• To do:
Work out how many lines include "name" and answer with that number only.

• Material for this task:
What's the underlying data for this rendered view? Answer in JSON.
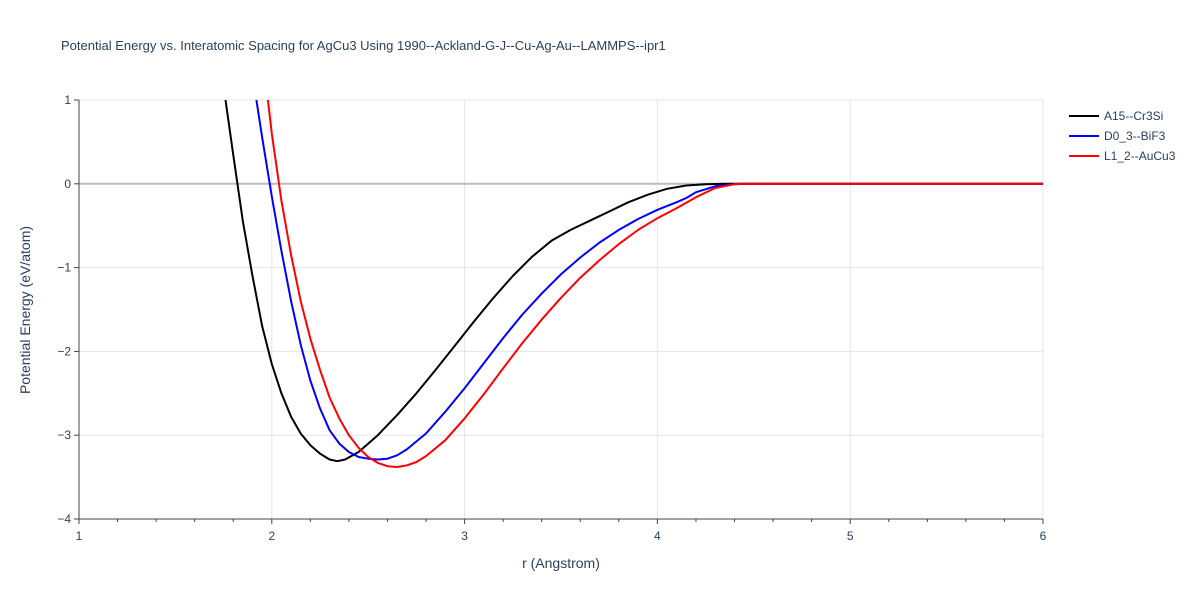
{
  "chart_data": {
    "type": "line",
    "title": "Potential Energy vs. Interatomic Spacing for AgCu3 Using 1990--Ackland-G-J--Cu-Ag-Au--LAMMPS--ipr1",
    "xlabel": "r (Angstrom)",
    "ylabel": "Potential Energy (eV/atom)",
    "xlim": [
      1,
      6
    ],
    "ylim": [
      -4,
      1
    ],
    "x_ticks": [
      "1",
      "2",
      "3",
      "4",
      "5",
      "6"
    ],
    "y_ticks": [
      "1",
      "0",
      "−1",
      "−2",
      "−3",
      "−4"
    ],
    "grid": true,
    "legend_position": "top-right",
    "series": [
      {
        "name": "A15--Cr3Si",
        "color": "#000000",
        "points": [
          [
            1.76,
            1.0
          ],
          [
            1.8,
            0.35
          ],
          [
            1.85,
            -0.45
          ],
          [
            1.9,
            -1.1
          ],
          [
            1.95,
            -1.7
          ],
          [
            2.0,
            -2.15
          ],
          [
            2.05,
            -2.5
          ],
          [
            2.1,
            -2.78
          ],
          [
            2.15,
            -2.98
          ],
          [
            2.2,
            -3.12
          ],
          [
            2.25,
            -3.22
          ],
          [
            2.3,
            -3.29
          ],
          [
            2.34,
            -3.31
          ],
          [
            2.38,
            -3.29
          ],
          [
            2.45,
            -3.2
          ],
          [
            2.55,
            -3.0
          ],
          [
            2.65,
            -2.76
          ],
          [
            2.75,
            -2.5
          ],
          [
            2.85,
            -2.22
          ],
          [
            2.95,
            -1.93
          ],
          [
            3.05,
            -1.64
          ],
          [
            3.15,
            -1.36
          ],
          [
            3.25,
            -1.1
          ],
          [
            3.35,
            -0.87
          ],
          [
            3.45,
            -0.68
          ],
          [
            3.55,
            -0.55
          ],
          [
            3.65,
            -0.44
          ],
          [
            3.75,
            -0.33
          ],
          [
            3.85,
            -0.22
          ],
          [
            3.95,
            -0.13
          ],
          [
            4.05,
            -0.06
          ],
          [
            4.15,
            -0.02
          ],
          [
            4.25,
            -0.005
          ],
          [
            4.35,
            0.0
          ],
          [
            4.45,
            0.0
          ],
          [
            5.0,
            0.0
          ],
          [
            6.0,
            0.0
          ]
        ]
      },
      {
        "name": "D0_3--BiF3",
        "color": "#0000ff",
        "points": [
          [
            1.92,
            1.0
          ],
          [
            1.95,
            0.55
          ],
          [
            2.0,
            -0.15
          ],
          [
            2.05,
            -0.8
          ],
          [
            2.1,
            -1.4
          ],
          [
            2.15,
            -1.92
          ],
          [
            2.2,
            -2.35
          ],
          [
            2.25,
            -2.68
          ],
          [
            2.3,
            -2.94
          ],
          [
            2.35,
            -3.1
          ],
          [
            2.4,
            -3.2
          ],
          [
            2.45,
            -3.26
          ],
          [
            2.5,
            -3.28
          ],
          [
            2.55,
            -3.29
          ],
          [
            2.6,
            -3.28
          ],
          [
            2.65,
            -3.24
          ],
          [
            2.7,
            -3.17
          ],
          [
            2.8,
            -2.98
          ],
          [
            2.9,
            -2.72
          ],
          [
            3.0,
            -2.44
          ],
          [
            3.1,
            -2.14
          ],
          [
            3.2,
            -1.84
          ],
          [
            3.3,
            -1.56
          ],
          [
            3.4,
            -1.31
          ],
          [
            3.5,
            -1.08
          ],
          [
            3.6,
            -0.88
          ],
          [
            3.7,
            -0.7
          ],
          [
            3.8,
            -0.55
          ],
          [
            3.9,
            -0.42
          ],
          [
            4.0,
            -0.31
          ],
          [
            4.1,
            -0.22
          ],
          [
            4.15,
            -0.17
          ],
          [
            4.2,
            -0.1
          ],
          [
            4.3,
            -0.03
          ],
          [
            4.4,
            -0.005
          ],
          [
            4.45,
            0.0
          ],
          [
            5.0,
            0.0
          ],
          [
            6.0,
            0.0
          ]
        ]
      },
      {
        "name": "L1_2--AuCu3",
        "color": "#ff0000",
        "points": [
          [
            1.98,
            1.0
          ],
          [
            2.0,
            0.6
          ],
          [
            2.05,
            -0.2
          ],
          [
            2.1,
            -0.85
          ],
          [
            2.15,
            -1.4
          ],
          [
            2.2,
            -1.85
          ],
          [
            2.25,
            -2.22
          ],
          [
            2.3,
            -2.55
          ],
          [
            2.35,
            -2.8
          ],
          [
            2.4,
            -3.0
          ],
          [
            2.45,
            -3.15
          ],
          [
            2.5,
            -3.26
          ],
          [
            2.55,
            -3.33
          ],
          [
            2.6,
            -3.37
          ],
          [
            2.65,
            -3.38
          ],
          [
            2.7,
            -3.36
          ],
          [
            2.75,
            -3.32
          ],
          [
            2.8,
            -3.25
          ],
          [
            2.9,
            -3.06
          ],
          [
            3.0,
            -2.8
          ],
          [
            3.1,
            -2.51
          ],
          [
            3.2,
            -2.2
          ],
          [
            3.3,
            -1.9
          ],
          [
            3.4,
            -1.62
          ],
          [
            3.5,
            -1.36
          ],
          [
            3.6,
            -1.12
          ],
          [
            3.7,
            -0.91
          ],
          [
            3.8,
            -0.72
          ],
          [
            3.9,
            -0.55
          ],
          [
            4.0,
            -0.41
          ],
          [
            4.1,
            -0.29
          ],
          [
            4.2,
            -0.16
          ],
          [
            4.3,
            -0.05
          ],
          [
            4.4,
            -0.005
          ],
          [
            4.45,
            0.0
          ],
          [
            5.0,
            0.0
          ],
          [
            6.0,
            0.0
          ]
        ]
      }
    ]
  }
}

...

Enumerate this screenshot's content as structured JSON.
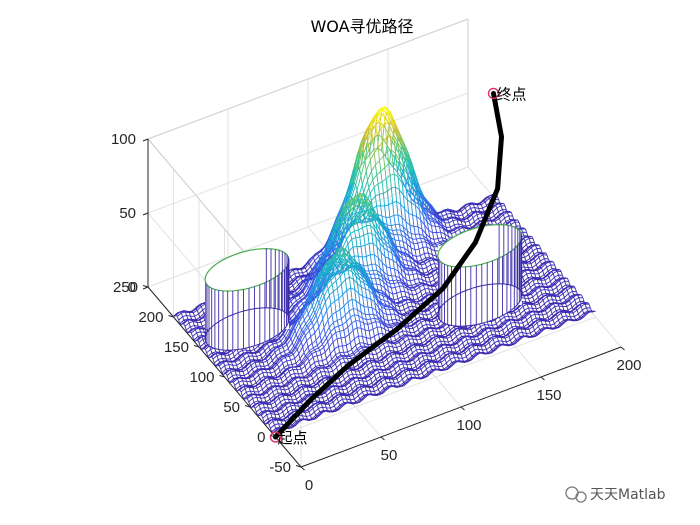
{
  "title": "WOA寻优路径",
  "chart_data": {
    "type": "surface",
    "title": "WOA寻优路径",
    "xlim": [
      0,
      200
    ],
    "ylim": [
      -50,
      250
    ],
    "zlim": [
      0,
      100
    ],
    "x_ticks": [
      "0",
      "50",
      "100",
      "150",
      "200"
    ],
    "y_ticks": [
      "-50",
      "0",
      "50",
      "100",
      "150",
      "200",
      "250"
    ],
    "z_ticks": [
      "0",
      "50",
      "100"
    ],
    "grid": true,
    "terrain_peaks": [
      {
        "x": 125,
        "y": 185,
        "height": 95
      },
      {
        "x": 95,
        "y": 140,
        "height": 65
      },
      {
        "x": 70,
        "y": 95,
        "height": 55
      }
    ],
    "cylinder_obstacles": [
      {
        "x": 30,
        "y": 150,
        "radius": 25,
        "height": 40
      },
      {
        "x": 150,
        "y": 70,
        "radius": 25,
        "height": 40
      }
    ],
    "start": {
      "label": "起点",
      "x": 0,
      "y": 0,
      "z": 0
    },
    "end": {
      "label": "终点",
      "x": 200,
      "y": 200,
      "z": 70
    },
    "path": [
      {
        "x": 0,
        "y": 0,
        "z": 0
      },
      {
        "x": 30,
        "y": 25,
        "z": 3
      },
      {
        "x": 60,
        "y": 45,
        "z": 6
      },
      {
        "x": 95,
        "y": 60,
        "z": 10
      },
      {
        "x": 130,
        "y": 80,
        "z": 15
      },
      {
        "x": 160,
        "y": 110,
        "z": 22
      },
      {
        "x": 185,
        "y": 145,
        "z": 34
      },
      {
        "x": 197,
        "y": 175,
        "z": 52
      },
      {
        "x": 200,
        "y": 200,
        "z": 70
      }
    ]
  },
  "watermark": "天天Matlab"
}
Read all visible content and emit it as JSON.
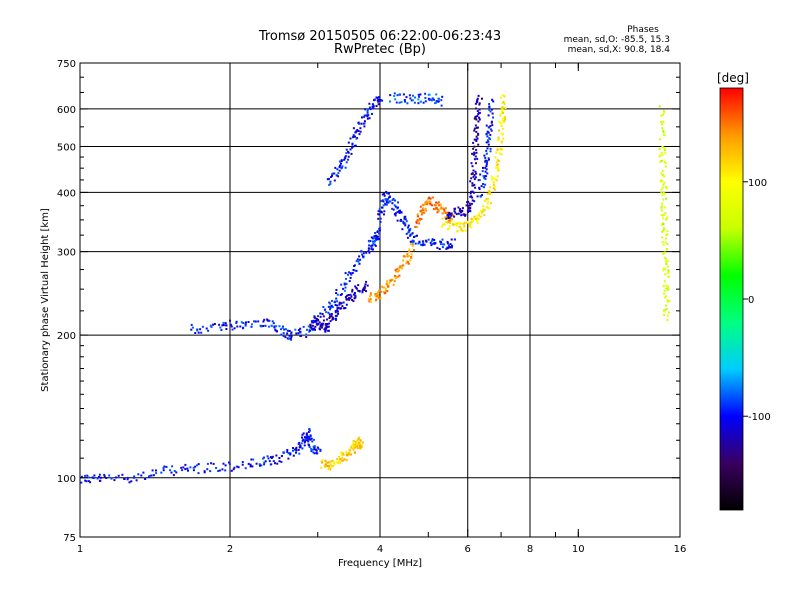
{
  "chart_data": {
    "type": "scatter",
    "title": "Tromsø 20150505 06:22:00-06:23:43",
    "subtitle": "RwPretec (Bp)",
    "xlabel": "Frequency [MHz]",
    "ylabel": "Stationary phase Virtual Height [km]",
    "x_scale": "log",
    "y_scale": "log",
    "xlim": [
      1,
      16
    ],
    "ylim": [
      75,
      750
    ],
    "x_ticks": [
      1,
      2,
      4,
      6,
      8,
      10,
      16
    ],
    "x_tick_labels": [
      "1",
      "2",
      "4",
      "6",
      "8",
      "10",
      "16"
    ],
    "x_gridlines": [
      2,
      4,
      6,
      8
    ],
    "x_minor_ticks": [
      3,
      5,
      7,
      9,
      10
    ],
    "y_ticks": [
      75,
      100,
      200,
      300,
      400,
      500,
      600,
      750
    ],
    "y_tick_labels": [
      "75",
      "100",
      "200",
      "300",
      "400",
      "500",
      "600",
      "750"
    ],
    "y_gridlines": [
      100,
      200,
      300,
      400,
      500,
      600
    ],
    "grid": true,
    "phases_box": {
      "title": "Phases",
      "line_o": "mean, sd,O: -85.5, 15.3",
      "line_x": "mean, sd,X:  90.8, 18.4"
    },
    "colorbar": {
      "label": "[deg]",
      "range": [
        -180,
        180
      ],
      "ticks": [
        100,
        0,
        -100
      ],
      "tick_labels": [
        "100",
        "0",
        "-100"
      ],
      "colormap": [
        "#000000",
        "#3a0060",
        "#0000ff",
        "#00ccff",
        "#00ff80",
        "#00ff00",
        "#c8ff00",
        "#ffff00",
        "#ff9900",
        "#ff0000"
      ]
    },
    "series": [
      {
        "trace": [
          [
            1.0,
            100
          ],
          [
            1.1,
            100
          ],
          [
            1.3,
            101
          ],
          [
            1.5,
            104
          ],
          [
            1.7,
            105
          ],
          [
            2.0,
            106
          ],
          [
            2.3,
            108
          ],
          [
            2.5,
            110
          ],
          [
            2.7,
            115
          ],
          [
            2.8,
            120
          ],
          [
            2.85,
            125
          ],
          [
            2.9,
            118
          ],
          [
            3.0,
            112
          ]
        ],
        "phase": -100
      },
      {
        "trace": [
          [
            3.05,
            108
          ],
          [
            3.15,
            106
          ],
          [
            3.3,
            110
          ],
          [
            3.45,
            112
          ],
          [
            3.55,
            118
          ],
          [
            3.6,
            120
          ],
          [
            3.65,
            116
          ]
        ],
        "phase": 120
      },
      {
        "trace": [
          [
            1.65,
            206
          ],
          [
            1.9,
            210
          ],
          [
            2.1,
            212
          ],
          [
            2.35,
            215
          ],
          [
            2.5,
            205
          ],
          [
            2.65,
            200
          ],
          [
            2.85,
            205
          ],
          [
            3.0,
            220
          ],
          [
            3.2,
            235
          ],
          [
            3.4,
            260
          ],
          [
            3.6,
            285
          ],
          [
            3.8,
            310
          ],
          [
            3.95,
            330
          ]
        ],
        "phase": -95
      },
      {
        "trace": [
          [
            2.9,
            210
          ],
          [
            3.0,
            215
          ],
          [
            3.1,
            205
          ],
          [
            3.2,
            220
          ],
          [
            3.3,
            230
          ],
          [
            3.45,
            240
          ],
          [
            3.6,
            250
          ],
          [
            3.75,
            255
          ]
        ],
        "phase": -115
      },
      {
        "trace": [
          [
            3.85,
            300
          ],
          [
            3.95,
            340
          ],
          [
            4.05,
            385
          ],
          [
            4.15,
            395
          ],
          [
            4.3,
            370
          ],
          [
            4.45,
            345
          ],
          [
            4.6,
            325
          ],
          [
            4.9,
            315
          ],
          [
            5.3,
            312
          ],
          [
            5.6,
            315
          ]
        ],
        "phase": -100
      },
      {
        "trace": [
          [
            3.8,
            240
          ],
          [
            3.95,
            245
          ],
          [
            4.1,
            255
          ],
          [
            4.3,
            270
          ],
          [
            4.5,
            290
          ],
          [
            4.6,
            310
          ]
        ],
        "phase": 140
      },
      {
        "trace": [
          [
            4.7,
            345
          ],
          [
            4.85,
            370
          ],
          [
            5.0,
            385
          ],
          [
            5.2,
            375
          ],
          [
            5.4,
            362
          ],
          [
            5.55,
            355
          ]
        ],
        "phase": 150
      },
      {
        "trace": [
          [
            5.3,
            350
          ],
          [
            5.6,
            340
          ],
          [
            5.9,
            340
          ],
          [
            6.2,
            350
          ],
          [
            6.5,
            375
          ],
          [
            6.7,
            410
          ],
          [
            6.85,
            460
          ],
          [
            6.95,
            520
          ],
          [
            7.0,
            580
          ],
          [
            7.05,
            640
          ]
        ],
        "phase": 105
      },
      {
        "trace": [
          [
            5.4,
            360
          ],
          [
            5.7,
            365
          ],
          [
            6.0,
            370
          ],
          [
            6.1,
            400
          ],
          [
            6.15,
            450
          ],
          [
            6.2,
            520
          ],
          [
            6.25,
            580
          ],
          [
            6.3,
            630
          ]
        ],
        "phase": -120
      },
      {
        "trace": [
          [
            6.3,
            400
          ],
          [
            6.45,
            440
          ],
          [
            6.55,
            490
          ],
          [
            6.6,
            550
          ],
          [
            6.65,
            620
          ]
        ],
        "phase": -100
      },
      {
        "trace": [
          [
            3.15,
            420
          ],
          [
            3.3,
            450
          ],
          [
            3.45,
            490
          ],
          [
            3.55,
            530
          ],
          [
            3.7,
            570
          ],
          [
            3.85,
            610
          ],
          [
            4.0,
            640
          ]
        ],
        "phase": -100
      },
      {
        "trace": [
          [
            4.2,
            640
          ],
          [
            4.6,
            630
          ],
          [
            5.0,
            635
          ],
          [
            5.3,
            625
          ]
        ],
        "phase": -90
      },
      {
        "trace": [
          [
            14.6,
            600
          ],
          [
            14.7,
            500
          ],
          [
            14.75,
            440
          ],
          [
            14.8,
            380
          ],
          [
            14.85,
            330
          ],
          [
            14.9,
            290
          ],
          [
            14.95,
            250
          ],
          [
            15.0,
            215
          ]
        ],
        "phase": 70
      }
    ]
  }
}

• Response to the exercise:
3